## PROBLEM DESCRIPTION
Identify the lines that include the word "Time", then copy all of them.

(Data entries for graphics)
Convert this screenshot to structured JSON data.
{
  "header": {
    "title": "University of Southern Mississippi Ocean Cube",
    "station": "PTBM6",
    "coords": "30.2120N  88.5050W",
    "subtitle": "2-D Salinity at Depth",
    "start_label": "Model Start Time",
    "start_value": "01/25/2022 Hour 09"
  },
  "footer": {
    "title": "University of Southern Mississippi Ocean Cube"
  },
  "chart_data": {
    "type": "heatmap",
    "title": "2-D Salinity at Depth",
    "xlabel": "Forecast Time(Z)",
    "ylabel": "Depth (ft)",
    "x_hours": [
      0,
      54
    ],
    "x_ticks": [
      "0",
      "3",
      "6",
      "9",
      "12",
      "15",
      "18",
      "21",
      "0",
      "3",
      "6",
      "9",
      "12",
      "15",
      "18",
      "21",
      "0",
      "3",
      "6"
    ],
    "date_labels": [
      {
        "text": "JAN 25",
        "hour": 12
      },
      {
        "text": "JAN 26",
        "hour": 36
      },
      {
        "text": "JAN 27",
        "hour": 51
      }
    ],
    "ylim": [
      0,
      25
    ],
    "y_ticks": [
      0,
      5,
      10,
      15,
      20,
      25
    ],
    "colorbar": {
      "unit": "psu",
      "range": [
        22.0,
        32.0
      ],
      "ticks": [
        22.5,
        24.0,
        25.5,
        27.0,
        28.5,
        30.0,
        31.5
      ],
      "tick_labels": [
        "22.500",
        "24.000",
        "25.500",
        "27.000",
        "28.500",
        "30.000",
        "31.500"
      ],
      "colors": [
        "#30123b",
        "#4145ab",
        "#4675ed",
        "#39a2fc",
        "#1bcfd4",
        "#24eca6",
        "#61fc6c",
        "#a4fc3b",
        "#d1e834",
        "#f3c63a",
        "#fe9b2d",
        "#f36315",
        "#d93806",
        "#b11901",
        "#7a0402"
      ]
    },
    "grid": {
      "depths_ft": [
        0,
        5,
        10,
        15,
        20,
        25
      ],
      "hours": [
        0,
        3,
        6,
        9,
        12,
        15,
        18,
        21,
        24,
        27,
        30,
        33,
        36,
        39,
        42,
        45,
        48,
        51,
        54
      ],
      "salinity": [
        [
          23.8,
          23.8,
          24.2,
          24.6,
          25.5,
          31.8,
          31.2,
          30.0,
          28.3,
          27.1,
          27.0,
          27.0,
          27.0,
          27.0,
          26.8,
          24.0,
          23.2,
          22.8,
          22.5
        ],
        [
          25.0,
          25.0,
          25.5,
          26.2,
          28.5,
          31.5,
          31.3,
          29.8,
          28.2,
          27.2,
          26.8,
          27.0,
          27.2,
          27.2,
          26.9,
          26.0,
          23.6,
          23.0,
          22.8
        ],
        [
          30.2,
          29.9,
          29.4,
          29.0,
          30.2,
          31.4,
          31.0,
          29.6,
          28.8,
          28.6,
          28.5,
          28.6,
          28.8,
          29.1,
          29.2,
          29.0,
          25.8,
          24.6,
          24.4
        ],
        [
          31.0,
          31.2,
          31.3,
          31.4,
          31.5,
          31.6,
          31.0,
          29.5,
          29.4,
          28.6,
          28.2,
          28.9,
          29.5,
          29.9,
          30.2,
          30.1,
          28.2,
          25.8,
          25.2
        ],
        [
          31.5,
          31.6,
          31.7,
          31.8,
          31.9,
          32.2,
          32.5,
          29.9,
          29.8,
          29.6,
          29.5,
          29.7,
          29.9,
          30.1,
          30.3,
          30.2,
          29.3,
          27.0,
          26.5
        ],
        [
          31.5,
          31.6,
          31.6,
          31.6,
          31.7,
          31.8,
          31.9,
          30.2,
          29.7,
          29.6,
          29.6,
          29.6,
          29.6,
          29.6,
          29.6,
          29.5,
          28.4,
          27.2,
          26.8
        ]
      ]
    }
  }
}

## ANSWER TO THE PROBLEM
    "start_label": "Model Start Time",
    "xlabel": "Forecast Time(Z)",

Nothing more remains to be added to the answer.